## WHAT THE TASK REQUIRES
Track down the lines that contain "الطبري" and copy them.

(Records)
(begin)
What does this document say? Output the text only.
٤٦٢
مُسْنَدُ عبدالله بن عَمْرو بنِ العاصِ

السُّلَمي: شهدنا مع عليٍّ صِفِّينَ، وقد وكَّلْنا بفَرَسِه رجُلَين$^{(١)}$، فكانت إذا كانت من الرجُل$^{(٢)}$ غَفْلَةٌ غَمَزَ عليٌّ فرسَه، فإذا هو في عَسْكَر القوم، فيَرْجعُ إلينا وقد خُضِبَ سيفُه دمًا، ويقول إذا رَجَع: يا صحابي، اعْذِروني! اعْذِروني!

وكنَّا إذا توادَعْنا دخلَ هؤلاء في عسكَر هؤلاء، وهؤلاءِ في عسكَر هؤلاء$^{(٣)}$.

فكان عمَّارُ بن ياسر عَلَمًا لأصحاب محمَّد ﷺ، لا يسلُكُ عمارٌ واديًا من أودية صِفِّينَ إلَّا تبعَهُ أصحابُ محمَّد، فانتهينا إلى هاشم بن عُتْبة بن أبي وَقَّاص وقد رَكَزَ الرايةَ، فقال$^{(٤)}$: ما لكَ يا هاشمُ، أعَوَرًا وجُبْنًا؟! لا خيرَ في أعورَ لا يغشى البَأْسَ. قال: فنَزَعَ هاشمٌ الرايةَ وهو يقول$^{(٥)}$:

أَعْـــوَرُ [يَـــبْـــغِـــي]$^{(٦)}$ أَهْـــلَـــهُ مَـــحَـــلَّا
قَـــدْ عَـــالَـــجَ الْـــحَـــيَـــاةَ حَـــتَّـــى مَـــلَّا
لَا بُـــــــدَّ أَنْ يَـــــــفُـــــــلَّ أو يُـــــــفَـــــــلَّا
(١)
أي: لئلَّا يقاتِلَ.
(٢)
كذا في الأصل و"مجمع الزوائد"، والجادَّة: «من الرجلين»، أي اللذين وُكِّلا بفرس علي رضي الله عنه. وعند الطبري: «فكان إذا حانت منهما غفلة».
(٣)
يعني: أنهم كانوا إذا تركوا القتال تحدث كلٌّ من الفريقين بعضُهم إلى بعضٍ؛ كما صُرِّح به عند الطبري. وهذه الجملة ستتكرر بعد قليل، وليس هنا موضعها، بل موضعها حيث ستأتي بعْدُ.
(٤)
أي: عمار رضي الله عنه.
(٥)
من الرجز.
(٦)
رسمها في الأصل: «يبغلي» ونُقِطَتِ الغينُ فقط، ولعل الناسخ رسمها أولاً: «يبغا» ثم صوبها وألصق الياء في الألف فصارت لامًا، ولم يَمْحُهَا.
(end)
## SOLUTION FOR THIS EXERCISE
كذا في الأصل و"مجمع الزوائد"، والجادَّة: «من الرجلين»، أي اللذين وُكِّلا بفرس علي رضي الله عنه. وعند الطبري: «فكان إذا حانت منهما غفلة».
يعني: أنهم كانوا إذا تركوا القتال تحدث كلٌّ من الفريقين بعضُهم إلى بعضٍ؛ كما صُرِّح به عند الطبري. وهذه الجملة ستتكرر بعد قليل، وليس هنا موضعها، بل موضعها حيث ستأتي بعْدُ.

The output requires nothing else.